§ **TEXT SHOWN**
----

Kenny Gorman is a co-founder of ObjectRocket, the premium MongoDB database-as-a-service from Rackspace.
Flying somewhere over Utah in a cramped regional jet, I started thinking about the good old/bad old days of being an Oracle Database Administrator (DBA) 15 years ago.
The DBA has traditionally been the person in charge of strategies, optimization, capacity planning and security for databases that store and supply information to a given application. However, it occurred to me that the role of the DBA has changed dramatically in the last few years, with a lot more changes to come.
As a sign of that change, most of our ObjectRocket customers don’t have DBAs on staff.
This isn’t really a surprise. As developers have been burdened or perhaps graced with ever-faster development cycles, and as applications rush to market, the role of the DBA continues to slip away. Times to market are down, innovation is up, and the programming languages that enable this kind of agility have exploded in popularity—node.js, php, and python apps are the new commonplace. Everything is just moving faster.
This trend has led developers to seek and adopt technologies that fit the design attributes they’re already using. The traditional Ops department can’t keep up. Initially, cloud-enabled developers began to rise, quickly spooling up prototypes and proof of concepts.
However, this quickly morphed into deploying full-fledged production apps on the cloud. These days, the technology decision maker is the dude with Sublime Text open and a cloud control panel up in Chrome. Indeed, a whole new generation of developers doesn’t even know how to use anything but the cloud.
Why should they? The experience a developer gets from the cloud is often more useful than with an in-house solution. If they even have an in-house alternative anymore.
The experience in the cloud has changed as well. Developers have become accustomed to, say, spinning up some nodes via Boto, firing up Flask, and suddenly they’re off to the races. Or perhaps they just want to use an app engine and forget about infrastructure all together.
So this brings us to the data.
Increasingly, data is becoming a massive component of any app. It always has been, but more sensor devices, larger friend networks, and the upward spiral of tweets have lead to an N-squared explosion of bytes that need to be stuffed somewhere.

----

§ **RECORD SET**
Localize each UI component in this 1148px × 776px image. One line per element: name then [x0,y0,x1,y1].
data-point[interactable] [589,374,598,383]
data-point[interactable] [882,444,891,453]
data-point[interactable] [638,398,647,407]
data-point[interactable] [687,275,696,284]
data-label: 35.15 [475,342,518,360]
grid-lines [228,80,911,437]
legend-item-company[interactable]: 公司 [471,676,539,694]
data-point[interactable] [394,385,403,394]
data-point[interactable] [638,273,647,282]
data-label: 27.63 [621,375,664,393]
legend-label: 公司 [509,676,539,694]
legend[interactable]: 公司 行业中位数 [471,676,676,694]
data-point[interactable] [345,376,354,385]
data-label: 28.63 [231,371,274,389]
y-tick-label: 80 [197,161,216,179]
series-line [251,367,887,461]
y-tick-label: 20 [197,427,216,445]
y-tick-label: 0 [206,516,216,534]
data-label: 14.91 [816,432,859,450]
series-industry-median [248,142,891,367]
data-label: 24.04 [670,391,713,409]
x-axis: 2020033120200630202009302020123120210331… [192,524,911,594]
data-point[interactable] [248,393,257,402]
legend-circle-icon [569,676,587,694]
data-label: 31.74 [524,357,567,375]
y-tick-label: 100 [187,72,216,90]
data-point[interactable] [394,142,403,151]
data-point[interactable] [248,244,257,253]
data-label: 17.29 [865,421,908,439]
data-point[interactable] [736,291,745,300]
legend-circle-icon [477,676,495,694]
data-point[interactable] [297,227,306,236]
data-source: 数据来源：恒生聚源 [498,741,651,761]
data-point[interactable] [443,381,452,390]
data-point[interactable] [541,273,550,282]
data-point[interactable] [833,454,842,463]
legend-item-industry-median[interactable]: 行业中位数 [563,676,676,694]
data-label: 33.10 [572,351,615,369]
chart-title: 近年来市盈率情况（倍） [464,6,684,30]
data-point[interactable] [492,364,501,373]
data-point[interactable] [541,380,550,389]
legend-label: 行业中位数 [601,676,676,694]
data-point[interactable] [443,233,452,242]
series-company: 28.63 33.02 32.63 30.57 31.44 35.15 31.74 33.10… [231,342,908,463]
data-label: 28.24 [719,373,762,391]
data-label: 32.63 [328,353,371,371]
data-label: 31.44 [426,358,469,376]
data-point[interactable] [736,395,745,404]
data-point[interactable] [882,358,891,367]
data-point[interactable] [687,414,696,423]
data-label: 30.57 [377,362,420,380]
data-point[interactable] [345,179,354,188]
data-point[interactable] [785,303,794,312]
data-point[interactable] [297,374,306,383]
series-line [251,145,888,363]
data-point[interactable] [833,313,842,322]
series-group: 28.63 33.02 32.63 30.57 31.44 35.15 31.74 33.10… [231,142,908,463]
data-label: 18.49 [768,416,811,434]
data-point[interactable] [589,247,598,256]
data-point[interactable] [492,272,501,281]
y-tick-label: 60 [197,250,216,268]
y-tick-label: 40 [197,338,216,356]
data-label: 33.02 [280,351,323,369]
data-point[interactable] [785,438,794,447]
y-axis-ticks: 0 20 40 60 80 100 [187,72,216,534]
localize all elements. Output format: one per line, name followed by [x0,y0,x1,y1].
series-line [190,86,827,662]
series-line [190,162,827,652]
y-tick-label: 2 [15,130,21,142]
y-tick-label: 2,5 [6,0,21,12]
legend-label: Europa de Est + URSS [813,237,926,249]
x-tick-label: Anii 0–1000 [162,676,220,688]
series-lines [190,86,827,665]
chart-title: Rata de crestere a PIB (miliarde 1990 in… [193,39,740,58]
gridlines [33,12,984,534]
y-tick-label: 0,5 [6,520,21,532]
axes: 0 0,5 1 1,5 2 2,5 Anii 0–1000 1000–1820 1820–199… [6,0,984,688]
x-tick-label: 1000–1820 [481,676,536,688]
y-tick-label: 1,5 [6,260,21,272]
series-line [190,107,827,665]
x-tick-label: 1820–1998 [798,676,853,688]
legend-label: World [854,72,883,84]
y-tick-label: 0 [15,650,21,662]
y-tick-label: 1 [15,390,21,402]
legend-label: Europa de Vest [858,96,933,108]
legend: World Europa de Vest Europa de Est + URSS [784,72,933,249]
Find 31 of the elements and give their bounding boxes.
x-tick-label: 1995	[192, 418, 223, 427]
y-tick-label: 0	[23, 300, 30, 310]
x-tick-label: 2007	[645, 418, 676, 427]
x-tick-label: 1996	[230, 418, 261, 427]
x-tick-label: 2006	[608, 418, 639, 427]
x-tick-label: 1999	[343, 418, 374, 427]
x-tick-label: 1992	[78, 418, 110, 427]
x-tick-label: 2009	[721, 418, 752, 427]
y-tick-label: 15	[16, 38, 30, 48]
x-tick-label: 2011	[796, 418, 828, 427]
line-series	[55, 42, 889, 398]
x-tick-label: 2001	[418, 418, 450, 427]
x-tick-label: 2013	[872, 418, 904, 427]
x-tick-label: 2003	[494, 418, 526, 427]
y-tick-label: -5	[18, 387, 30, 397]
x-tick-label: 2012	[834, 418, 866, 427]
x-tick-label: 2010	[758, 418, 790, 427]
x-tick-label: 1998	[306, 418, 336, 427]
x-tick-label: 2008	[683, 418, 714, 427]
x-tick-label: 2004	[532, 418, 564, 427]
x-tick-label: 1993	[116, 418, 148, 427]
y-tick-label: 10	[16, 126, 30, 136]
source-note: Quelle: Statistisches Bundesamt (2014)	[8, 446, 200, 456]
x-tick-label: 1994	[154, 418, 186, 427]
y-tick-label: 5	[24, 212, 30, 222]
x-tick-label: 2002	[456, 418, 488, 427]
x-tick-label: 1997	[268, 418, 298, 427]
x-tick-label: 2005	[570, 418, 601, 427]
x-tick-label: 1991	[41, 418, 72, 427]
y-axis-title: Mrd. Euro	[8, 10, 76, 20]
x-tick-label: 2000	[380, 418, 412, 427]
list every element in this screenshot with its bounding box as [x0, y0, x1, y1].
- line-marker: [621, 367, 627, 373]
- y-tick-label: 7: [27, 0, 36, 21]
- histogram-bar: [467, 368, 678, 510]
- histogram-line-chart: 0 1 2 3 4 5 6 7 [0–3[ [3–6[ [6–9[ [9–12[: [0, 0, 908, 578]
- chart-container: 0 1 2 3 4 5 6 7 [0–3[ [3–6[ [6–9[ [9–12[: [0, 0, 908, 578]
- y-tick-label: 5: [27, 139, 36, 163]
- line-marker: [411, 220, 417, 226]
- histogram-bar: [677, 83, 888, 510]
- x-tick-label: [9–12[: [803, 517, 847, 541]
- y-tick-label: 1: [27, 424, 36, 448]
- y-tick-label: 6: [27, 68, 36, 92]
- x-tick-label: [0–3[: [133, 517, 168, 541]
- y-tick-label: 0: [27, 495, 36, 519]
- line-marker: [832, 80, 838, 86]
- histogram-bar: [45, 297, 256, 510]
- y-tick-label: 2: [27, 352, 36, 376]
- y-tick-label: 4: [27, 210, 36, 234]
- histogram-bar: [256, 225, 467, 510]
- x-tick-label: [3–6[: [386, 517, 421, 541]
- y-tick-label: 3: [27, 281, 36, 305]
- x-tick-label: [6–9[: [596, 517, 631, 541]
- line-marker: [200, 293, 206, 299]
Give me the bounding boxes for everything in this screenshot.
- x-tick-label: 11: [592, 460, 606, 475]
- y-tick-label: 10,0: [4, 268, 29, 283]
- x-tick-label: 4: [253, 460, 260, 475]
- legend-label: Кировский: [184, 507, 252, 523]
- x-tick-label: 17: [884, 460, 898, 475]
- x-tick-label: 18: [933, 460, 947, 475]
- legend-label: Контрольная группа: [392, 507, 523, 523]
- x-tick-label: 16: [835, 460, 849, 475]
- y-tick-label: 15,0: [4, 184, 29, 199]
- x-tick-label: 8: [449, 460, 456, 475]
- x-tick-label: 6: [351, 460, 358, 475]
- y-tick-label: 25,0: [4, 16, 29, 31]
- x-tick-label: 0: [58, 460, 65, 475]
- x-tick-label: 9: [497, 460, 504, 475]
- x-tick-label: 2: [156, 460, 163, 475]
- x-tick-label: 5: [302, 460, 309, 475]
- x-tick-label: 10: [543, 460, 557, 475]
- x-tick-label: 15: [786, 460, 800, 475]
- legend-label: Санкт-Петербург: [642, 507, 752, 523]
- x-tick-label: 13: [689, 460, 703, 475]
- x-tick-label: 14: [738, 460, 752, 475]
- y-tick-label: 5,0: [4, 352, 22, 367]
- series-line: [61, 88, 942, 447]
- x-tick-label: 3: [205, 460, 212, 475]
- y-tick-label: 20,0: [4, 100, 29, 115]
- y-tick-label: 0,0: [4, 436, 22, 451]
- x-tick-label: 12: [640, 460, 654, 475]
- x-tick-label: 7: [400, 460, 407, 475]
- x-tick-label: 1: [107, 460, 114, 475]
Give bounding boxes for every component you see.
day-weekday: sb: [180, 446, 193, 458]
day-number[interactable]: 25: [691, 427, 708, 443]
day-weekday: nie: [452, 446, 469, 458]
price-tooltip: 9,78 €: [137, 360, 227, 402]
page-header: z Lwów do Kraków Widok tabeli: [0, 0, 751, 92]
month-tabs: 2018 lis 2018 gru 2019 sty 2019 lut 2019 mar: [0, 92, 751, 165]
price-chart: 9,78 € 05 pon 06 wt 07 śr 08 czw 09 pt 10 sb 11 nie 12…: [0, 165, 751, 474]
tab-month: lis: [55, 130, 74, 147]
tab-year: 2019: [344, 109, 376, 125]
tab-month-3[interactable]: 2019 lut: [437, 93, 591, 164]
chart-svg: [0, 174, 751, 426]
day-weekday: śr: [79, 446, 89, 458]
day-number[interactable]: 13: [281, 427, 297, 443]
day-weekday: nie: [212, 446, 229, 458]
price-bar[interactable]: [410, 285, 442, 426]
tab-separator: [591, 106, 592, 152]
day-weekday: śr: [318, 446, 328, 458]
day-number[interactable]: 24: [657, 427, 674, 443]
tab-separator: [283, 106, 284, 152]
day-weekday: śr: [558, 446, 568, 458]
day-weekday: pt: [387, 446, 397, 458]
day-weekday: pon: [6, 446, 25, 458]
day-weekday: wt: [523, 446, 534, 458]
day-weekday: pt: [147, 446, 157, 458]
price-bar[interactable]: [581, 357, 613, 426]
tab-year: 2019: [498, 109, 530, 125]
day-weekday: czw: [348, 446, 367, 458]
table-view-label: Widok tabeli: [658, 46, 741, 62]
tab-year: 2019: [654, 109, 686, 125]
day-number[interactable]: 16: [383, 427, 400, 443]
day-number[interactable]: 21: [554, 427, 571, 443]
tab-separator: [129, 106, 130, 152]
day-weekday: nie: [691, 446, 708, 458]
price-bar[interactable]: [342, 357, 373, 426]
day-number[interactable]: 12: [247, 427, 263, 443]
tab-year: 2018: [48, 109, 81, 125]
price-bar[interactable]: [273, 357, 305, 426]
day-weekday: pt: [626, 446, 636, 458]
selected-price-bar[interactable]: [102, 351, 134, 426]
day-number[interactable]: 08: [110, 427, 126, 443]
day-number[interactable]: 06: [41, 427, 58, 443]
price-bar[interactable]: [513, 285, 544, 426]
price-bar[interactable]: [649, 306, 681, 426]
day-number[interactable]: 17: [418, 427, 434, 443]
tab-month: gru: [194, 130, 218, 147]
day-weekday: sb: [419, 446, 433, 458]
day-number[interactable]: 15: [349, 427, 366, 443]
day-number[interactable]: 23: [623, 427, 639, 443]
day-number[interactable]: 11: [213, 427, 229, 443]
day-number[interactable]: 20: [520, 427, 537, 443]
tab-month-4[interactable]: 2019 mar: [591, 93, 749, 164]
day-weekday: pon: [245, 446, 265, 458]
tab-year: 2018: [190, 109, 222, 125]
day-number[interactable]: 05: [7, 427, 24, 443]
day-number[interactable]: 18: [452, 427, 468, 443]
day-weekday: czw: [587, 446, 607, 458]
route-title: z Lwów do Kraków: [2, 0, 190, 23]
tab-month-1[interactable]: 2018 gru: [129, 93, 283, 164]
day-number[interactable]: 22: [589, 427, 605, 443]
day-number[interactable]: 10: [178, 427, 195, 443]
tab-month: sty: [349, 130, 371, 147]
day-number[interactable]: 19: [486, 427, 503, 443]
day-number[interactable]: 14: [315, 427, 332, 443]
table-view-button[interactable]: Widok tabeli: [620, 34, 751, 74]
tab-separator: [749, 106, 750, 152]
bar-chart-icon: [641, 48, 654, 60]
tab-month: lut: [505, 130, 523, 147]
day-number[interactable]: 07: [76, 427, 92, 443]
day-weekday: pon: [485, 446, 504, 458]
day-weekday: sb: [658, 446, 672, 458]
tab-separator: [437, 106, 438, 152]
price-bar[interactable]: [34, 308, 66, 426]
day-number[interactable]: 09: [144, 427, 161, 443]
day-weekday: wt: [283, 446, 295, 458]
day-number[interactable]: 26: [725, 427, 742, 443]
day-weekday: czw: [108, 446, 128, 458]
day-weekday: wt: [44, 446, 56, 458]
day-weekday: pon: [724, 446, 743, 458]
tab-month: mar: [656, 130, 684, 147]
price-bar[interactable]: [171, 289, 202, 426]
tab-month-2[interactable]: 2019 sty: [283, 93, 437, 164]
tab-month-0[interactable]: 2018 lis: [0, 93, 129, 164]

----

§ **TASK 1**
According to the text on the changing DBA role, what do most ObjectRocket customers not have on staff?
§ **TASK 2**
Copy the text on the changing DBA role from "However, this quickly" to "infrastructure all together.".

§ **RESPONSE 1**
Most ObjectRocket customers don't have DBAs on staff.

§ **RESPONSE 2**
However, this quickly morphed into deploying full-fledged production apps on the cloud. These days, the technology decision maker is the dude with Sublime Text open and a cloud control panel up in Chrome. Indeed, a whole new generation of developers doesn’t even know how to use anything but the cloud.
Why should they? The experience a developer gets from the cloud is often more useful than with an in-house solution. If they even have an in-house alternative anymore.
The experience in the cloud has changed as well. Developers have become accustomed to, say, spinning up some nodes via Boto, firing up Flask, and suddenly they’re off to the races. Or perhaps they just want to use an app engine and forget about infrastructure all together.